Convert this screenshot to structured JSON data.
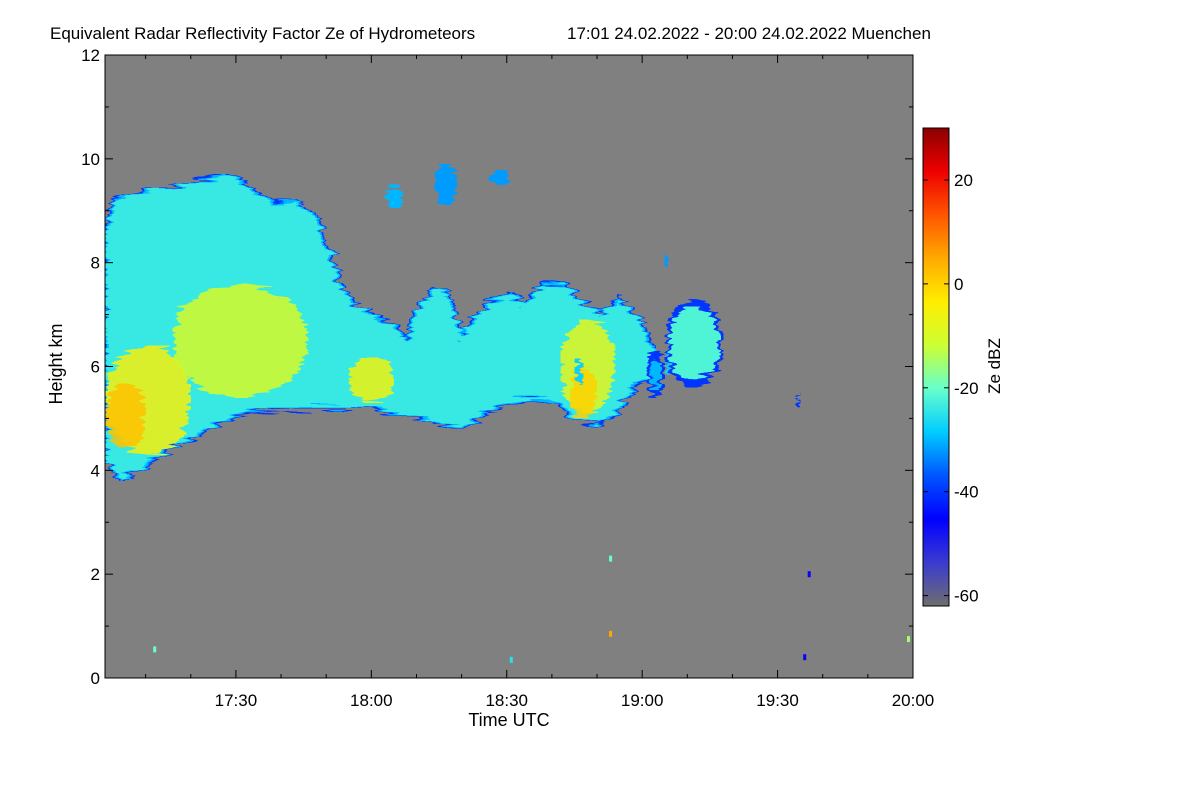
{
  "chart_data": {
    "type": "heatmap",
    "title": "Equivalent Radar Reflectivity Factor Ze of Hydrometeors",
    "time_range_label": "17:01 24.02.2022 - 20:00 24.02.2022 Muenchen",
    "xlabel": "Time UTC",
    "ylabel": "Height km",
    "x_range_minutes_utc": [
      1021,
      1200
    ],
    "xticks": [
      {
        "label": "17:30",
        "minutes": 1050
      },
      {
        "label": "18:00",
        "minutes": 1080
      },
      {
        "label": "18:30",
        "minutes": 1110
      },
      {
        "label": "19:00",
        "minutes": 1140
      },
      {
        "label": "19:30",
        "minutes": 1170
      },
      {
        "label": "20:00",
        "minutes": 1200
      }
    ],
    "ylim_km": [
      0,
      12
    ],
    "yticks": [
      0,
      2,
      4,
      6,
      8,
      10,
      12
    ],
    "colorbar": {
      "label": "Ze dBZ",
      "range": [
        -62,
        30
      ],
      "ticks": [
        -60,
        -40,
        -20,
        0,
        20
      ],
      "colors": [
        "#6e6e6e",
        "#3b3bd0",
        "#0000ff",
        "#0055ff",
        "#00ccff",
        "#66ffcc",
        "#ccff33",
        "#ffee00",
        "#ffaa00",
        "#ff5500",
        "#ee0000",
        "#8b0000"
      ]
    },
    "no_data_color": "#808080",
    "cloud_layer": {
      "base_km": [
        {
          "t": 1021,
          "h": 4.3
        },
        {
          "t": 1024,
          "h": 3.8
        },
        {
          "t": 1030,
          "h": 4.1
        },
        {
          "t": 1036,
          "h": 4.5
        },
        {
          "t": 1042,
          "h": 4.7
        },
        {
          "t": 1050,
          "h": 5.1
        },
        {
          "t": 1060,
          "h": 5.2
        },
        {
          "t": 1070,
          "h": 5.2
        },
        {
          "t": 1080,
          "h": 5.2
        },
        {
          "t": 1090,
          "h": 5.0
        },
        {
          "t": 1095,
          "h": 4.9
        },
        {
          "t": 1100,
          "h": 4.8
        },
        {
          "t": 1105,
          "h": 5.1
        },
        {
          "t": 1110,
          "h": 5.3
        },
        {
          "t": 1115,
          "h": 5.4
        },
        {
          "t": 1122,
          "h": 5.3
        },
        {
          "t": 1125,
          "h": 5.0
        },
        {
          "t": 1130,
          "h": 4.9
        },
        {
          "t": 1134,
          "h": 5.1
        },
        {
          "t": 1137,
          "h": 5.5
        },
        {
          "t": 1140,
          "h": 5.7
        },
        {
          "t": 1143,
          "h": 5.8
        }
      ],
      "top_km": [
        {
          "t": 1021,
          "h": 8.6
        },
        {
          "t": 1023,
          "h": 9.2
        },
        {
          "t": 1030,
          "h": 9.4
        },
        {
          "t": 1036,
          "h": 9.4
        },
        {
          "t": 1042,
          "h": 9.6
        },
        {
          "t": 1047,
          "h": 9.7
        },
        {
          "t": 1052,
          "h": 9.5
        },
        {
          "t": 1058,
          "h": 9.1
        },
        {
          "t": 1063,
          "h": 9.2
        },
        {
          "t": 1067,
          "h": 8.9
        },
        {
          "t": 1070,
          "h": 8.4
        },
        {
          "t": 1073,
          "h": 7.6
        },
        {
          "t": 1076,
          "h": 7.2
        },
        {
          "t": 1080,
          "h": 7.0
        },
        {
          "t": 1085,
          "h": 6.8
        },
        {
          "t": 1088,
          "h": 6.5
        },
        {
          "t": 1091,
          "h": 7.2
        },
        {
          "t": 1094,
          "h": 7.5
        },
        {
          "t": 1097,
          "h": 7.4
        },
        {
          "t": 1100,
          "h": 6.6
        },
        {
          "t": 1103,
          "h": 6.9
        },
        {
          "t": 1106,
          "h": 7.2
        },
        {
          "t": 1110,
          "h": 7.4
        },
        {
          "t": 1114,
          "h": 7.2
        },
        {
          "t": 1118,
          "h": 7.6
        },
        {
          "t": 1123,
          "h": 7.6
        },
        {
          "t": 1127,
          "h": 7.2
        },
        {
          "t": 1131,
          "h": 7.0
        },
        {
          "t": 1134,
          "h": 7.3
        },
        {
          "t": 1137,
          "h": 7.1
        },
        {
          "t": 1140,
          "h": 6.8
        },
        {
          "t": 1143,
          "h": 6.2
        }
      ],
      "small_cells": [
        {
          "t0": 1113,
          "t1": 1116,
          "h": 6.7,
          "dh": 1.0,
          "ze": -24
        },
        {
          "t0": 1145,
          "t1": 1147,
          "h": 6.2,
          "dh": 0.7,
          "ze": -28
        },
        {
          "t0": 1125,
          "t1": 1127,
          "h": 5.9,
          "dh": 0.5,
          "ze": -28
        }
      ]
    },
    "separate_cells": [
      {
        "t0": 1145,
        "t1": 1158,
        "h0": 5.6,
        "h1": 7.3,
        "ze": -22
      },
      {
        "t0": 1174,
        "t1": 1175,
        "h0": 5.2,
        "h1": 5.5,
        "ze": -28
      },
      {
        "t0": 1141,
        "t1": 1145,
        "h0": 5.4,
        "h1": 6.3,
        "ze": -30
      }
    ],
    "high_fragments": [
      {
        "t0": 1083,
        "t1": 1087,
        "h0": 9.0,
        "h1": 9.5,
        "ze": -30
      },
      {
        "t0": 1094,
        "t1": 1099,
        "h0": 9.1,
        "h1": 9.9,
        "ze": -32
      },
      {
        "t0": 1106,
        "t1": 1111,
        "h0": 9.5,
        "h1": 9.8,
        "ze": -32
      },
      {
        "t0": 1145,
        "t1": 1146,
        "h0": 7.9,
        "h1": 8.2,
        "ze": -32
      }
    ],
    "core_regions": [
      {
        "t0": 1021,
        "t1": 1040,
        "h0": 4.3,
        "h1": 6.4,
        "ze": -5
      },
      {
        "t0": 1021,
        "t1": 1030,
        "h0": 4.4,
        "h1": 5.7,
        "ze": 2
      },
      {
        "t0": 1036,
        "t1": 1066,
        "h0": 5.4,
        "h1": 7.6,
        "ze": -10
      },
      {
        "t0": 1075,
        "t1": 1085,
        "h0": 5.3,
        "h1": 6.2,
        "ze": -6
      },
      {
        "t0": 1122,
        "t1": 1134,
        "h0": 5.1,
        "h1": 6.9,
        "ze": -8
      },
      {
        "t0": 1124,
        "t1": 1130,
        "h0": 5.0,
        "h1": 6.0,
        "ze": 0
      }
    ],
    "speckles": [
      {
        "t": 1177,
        "h": 2.0,
        "ze": -45
      },
      {
        "t": 1176,
        "h": 0.4,
        "ze": -45
      },
      {
        "t": 1133,
        "h": 2.3,
        "ze": -20
      },
      {
        "t": 1133,
        "h": 0.85,
        "ze": 5
      },
      {
        "t": 1199,
        "h": 0.75,
        "ze": -15
      },
      {
        "t": 1032,
        "h": 0.55,
        "ze": -20
      },
      {
        "t": 1111,
        "h": 0.35,
        "ze": -25
      }
    ]
  }
}
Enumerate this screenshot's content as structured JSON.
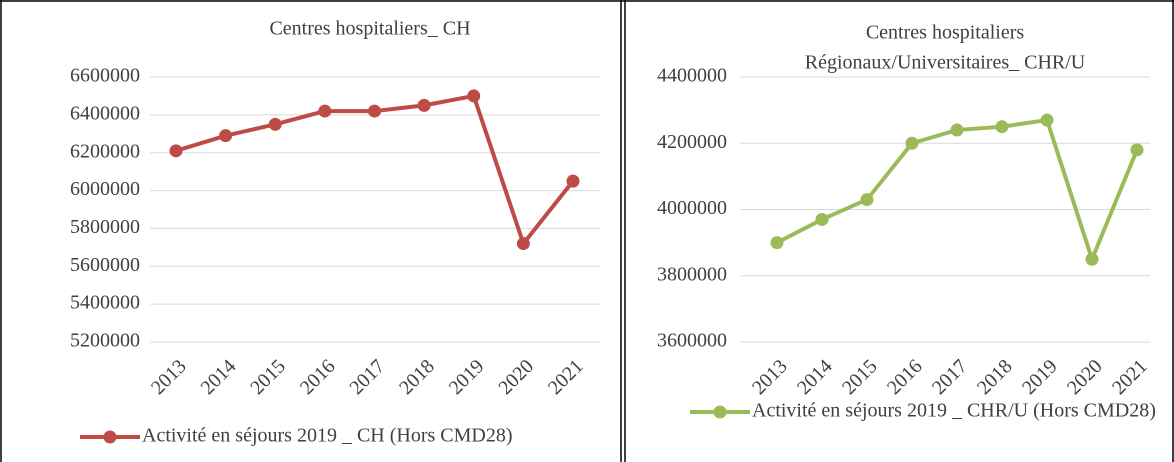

++++++++

DIRECTIONS: Write out each entry exactly as given, omitting any picture.

SOLUTION TO THIS EXERCISE:
Convert this screenshot to structured JSON data.
{
  "chart_data": {
    "type": "heatmap",
    "title": "Equivalent Radar Reflectivity Factor Ze of Hydrometeors",
    "time_range_label": "17:01 24.02.2022 - 20:00 24.02.2022 Muenchen",
    "xlabel": "Time UTC",
    "ylabel": "Height km",
    "x_range_minutes_utc": [
      1021,
      1200
    ],
    "xticks": [
      {
        "label": "17:30",
        "minutes": 1050
      },
      {
        "label": "18:00",
        "minutes": 1080
      },
      {
        "label": "18:30",
        "minutes": 1110
      },
      {
        "label": "19:00",
        "minutes": 1140
      },
      {
        "label": "19:30",
        "minutes": 1170
      },
      {
        "label": "20:00",
        "minutes": 1200
      }
    ],
    "ylim_km": [
      0,
      12
    ],
    "yticks": [
      0,
      2,
      4,
      6,
      8,
      10,
      12
    ],
    "colorbar": {
      "label": "Ze dBZ",
      "range": [
        -62,
        30
      ],
      "ticks": [
        -60,
        -40,
        -20,
        0,
        20
      ],
      "colors": [
        "#6e6e6e",
        "#3b3bd0",
        "#0000ff",
        "#0055ff",
        "#00ccff",
        "#66ffcc",
        "#ccff33",
        "#ffee00",
        "#ffaa00",
        "#ff5500",
        "#ee0000",
        "#8b0000"
      ]
    },
    "no_data_color": "#808080",
    "cloud_layer": {
      "base_km": [
        {
          "t": 1021,
          "h": 4.3
        },
        {
          "t": 1024,
          "h": 3.8
        },
        {
          "t": 1030,
          "h": 4.1
        },
        {
          "t": 1036,
          "h": 4.5
        },
        {
          "t": 1042,
          "h": 4.7
        },
        {
          "t": 1050,
          "h": 5.1
        },
        {
          "t": 1060,
          "h": 5.2
        },
        {
          "t": 1070,
          "h": 5.2
        },
        {
          "t": 1080,
          "h": 5.2
        },
        {
          "t": 1090,
          "h": 5.0
        },
        {
          "t": 1095,
          "h": 4.9
        },
        {
          "t": 1100,
          "h": 4.8
        },
        {
          "t": 1105,
          "h": 5.1
        },
        {
          "t": 1110,
          "h": 5.3
        },
        {
          "t": 1115,
          "h": 5.4
        },
        {
          "t": 1122,
          "h": 5.3
        },
        {
          "t": 1125,
          "h": 5.0
        },
        {
          "t": 1130,
          "h": 4.9
        },
        {
          "t": 1134,
          "h": 5.1
        },
        {
          "t": 1137,
          "h": 5.5
        },
        {
          "t": 1140,
          "h": 5.7
        },
        {
          "t": 1143,
          "h": 5.8
        }
      ],
      "top_km": [
        {
          "t": 1021,
          "h": 8.6
        },
        {
          "t": 1023,
          "h": 9.2
        },
        {
          "t": 1030,
          "h": 9.4
        },
        {
          "t": 1036,
          "h": 9.4
        },
        {
          "t": 1042,
          "h": 9.6
        },
        {
          "t": 1047,
          "h": 9.7
        },
        {
          "t": 1052,
          "h": 9.5
        },
        {
          "t": 1058,
          "h": 9.1
        },
        {
          "t": 1063,
          "h": 9.2
        },
        {
          "t": 1067,
          "h": 8.9
        },
        {
          "t": 1070,
          "h": 8.4
        },
        {
          "t": 1073,
          "h": 7.6
        },
        {
          "t": 1076,
          "h": 7.2
        },
        {
          "t": 1080,
          "h": 7.0
        },
        {
          "t": 1085,
          "h": 6.8
        },
        {
          "t": 1088,
          "h": 6.5
        },
        {
          "t": 1091,
          "h": 7.2
        },
        {
          "t": 1094,
          "h": 7.5
        },
        {
          "t": 1097,
          "h": 7.4
        },
        {
          "t": 1100,
          "h": 6.6
        },
        {
          "t": 1103,
          "h": 6.9
        },
        {
          "t": 1106,
          "h": 7.2
        },
        {
          "t": 1110,
          "h": 7.4
        },
        {
          "t": 1114,
          "h": 7.2
        },
        {
          "t": 1118,
          "h": 7.6
        },
        {
          "t": 1123,
          "h": 7.6
        },
        {
          "t": 1127,
          "h": 7.2
        },
        {
          "t": 1131,
          "h": 7.0
        },
        {
          "t": 1134,
          "h": 7.3
        },
        {
          "t": 1137,
          "h": 7.1
        },
        {
          "t": 1140,
          "h": 6.8
        },
        {
          "t": 1143,
          "h": 6.2
        }
      ],
      "small_cells": [
        {
          "t0": 1113,
          "t1": 1116,
          "h": 6.7,
          "dh": 1.0,
          "ze": -24
        },
        {
          "t0": 1145,
          "t1": 1147,
          "h": 6.2,
          "dh": 0.7,
          "ze": -28
        },
        {
          "t0": 1125,
          "t1": 1127,
          "h": 5.9,
          "dh": 0.5,
          "ze": -28
        }
      ]
    },
    "separate_cells": [
      {
        "t0": 1145,
        "t1": 1158,
        "h0": 5.6,
        "h1": 7.3,
        "ze": -22
      },
      {
        "t0": 1174,
        "t1": 1175,
        "h0": 5.2,
        "h1": 5.5,
        "ze": -28
      },
      {
        "t0": 1141,
        "t1": 1145,
        "h0": 5.4,
        "h1": 6.3,
        "ze": -30
      }
    ],
    "high_fragments": [
      {
        "t0": 1083,
        "t1": 1087,
        "h0": 9.0,
        "h1": 9.5,
        "ze": -30
      },
      {
        "t0": 1094,
        "t1": 1099,
        "h0": 9.1,
        "h1": 9.9,
        "ze": -32
      },
      {
        "t0": 1106,
        "t1": 1111,
        "h0": 9.5,
        "h1": 9.8,
        "ze": -32
      },
      {
        "t0": 1145,
        "t1": 1146,
        "h0": 7.9,
        "h1": 8.2,
        "ze": -32
      }
    ],
    "core_regions": [
      {
        "t0": 1021,
        "t1": 1040,
        "h0": 4.3,
        "h1": 6.4,
        "ze": -5
      },
      {
        "t0": 1021,
        "t1": 1030,
        "h0": 4.4,
        "h1": 5.7,
        "ze": 2
      },
      {
        "t0": 1036,
        "t1": 1066,
        "h0": 5.4,
        "h1": 7.6,
        "ze": -10
      },
      {
        "t0": 1075,
        "t1": 1085,
        "h0": 5.3,
        "h1": 6.2,
        "ze": -6
      },
      {
        "t0": 1122,
        "t1": 1134,
        "h0": 5.1,
        "h1": 6.9,
        "ze": -8
      },
      {
        "t0": 1124,
        "t1": 1130,
        "h0": 5.0,
        "h1": 6.0,
        "ze": 0
      }
    ],
    "speckles": [
      {
        "t": 1177,
        "h": 2.0,
        "ze": -45
      },
      {
        "t": 1176,
        "h": 0.4,
        "ze": -45
      },
      {
        "t": 1133,
        "h": 2.3,
        "ze": -20
      },
      {
        "t": 1133,
        "h": 0.85,
        "ze": 5
      },
      {
        "t": 1199,
        "h": 0.75,
        "ze": -15
      },
      {
        "t": 1032,
        "h": 0.55,
        "ze": -20
      },
      {
        "t": 1111,
        "h": 0.35,
        "ze": -25
      }
    ]
  }
}
Enumerate this screenshot's content as structured JSON.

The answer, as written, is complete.